Liking cljdoc? Tell your friends :D

SQL Interface

Stratum includes a PostgreSQL wire protocol (pgwire) server that accepts standard SQL queries from any PostgreSQL-compatible client.

Overview

psql / DBeaver / JDBC / psycopg2
         │
         │  PostgreSQL wire protocol v3
         ▼
    server.clj (pgwire)
         │
         │  SQL string
         ▼
      sql.clj (JSqlParser)
         │
         │  Stratum query map
         ▼
     query.clj (execution)

The server speaks the PostgreSQL wire protocol (version 3), handling authentication (trust mode), query parsing, parameter binding, and result serialization. Any client that can connect to PostgreSQL can connect to Stratum.

Starting the Server

Standalone JAR

Download the release JAR and run with Java 21+:

java --add-modules jdk.incubator.vector -jar stratum-standalone.jar [options]

Options:

Flag	Default	Description
`--port N`	5432	TCP port to listen on
`--data-dir DIR`	`~/.local/share/stratum`	Directory for per-file index stores
`--index NAME:FILE`	—	Pre-index FILE and register as table NAME
`--demo`	—	Load synthetic demo tables (lineitem, taxi)

NAME is optional — omitting it derives the table name from the filename stem:

# Start server, auto-index two files
java --add-modules jdk.incubator.vector -jar stratum-standalone.jar \
  --index orders:/data/orders.csv \
  --index events:/data/events.parquet \
  --port 5432

# Short form: table name derived from filename
java --add-modules jdk.incubator.vector -jar stratum-standalone.jar \
  --index /data/orders.csv        # registers as "orders"

************

Directions: Continue the SQL interface documentation from its last line, keeping its format and technical detail.

************

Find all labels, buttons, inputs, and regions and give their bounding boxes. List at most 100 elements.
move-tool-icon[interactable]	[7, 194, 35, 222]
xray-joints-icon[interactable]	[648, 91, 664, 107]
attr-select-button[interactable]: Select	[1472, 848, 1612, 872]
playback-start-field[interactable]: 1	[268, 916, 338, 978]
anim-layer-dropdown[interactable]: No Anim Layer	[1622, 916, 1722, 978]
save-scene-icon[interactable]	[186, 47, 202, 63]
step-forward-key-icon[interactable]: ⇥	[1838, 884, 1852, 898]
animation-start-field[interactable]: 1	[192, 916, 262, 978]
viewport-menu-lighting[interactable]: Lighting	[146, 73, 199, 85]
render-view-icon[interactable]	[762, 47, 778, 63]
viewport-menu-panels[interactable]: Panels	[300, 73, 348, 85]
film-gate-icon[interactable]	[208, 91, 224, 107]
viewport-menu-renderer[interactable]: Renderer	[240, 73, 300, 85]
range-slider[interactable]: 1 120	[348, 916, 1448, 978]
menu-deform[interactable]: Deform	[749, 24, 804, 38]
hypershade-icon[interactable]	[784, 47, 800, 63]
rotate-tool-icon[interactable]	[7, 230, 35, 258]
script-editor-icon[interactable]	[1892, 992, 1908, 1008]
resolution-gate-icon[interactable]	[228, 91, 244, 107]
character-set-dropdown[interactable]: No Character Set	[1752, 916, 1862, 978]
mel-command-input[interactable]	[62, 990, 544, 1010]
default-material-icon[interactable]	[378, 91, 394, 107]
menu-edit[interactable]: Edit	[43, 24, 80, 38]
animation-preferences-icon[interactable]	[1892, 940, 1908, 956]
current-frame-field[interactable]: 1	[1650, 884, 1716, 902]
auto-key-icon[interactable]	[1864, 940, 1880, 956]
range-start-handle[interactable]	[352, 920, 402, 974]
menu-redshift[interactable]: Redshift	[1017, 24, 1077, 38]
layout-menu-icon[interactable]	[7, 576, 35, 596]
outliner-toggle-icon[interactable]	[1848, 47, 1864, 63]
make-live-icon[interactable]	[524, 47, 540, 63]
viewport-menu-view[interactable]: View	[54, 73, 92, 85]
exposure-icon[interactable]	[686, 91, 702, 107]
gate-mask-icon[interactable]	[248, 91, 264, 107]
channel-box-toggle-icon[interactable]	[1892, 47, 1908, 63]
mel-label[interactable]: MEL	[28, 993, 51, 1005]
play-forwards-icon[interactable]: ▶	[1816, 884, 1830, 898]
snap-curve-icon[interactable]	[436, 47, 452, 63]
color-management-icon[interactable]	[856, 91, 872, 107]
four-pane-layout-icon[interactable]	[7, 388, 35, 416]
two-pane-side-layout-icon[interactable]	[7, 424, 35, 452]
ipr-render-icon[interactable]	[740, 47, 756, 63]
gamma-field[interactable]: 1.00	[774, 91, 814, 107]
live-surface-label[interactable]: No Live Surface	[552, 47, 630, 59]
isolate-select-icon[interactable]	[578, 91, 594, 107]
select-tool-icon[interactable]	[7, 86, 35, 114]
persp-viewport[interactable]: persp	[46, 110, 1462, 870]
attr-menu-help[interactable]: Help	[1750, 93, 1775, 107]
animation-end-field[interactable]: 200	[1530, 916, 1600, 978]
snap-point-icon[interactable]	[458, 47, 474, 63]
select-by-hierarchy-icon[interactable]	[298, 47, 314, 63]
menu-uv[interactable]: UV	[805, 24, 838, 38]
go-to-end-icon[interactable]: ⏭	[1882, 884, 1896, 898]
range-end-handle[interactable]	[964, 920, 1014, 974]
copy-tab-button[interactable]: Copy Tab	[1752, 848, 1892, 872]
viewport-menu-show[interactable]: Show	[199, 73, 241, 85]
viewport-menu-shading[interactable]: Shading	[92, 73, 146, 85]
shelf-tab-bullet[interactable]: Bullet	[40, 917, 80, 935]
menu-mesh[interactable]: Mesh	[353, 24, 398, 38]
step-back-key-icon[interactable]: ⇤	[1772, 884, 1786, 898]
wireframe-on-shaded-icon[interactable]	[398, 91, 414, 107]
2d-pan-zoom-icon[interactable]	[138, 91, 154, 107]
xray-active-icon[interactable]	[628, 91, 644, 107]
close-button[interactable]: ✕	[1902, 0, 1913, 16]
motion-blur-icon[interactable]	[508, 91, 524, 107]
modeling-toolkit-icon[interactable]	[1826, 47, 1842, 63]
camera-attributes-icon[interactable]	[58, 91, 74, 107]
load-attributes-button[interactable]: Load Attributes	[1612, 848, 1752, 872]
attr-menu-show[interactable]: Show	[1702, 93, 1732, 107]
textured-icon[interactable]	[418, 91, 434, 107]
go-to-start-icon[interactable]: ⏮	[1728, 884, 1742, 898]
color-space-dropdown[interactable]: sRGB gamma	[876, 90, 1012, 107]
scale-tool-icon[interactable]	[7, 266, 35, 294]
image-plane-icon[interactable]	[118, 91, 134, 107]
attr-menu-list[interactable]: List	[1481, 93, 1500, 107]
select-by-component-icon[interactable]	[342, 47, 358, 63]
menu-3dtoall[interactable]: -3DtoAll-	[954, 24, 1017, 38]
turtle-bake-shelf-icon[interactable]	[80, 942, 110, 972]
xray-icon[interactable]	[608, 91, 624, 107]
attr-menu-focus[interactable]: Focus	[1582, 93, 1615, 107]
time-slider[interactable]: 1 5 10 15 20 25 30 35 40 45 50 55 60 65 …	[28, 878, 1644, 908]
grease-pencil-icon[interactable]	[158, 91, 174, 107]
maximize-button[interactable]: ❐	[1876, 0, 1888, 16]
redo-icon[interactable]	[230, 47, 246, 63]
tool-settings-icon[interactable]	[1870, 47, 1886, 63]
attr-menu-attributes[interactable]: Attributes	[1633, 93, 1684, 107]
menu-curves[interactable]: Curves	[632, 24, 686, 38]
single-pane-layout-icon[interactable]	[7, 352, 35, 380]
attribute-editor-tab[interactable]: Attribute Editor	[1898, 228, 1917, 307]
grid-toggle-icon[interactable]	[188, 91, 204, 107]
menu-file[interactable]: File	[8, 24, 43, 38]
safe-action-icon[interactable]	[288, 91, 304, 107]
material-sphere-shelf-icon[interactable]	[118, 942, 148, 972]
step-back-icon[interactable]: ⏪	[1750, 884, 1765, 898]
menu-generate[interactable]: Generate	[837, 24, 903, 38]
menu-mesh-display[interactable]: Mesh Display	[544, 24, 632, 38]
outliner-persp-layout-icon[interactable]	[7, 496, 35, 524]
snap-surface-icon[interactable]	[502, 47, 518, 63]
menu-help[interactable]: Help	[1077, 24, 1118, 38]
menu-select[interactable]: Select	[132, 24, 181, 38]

************

Answer to the problem:
# Demo mode
java --add-modules jdk.incubator.vector -jar stratum-standalone.jar --demo

From Clojure CLI

# Demo mode
clj -M:server --demo

# Pre-index files
clj -M:server --index orders:/data/orders.csv --index /data/events.parquet

# Custom data directory and port
clj -M:server --data-dir /mnt/analytics --port 5433

From Clojure API

(require '[stratum.api :as st])

;; Start on default port
(def srv (st/start-server {:port 5432}))

;; Register tables
(st/register-table! srv "lineitem" lineitem-data)
(st/register-table! srv "taxi" (st/from-csv "data/taxi.csv"))

;; Stop
(st/stop-server srv)

File Indexing

Stratum builds persistent column indices from CSV and Parquet files and caches them on disk. On subsequent loads only the lazy PSS tree is restored — zero file re-reading.

Ad-hoc file queries (auto-indexed on first access)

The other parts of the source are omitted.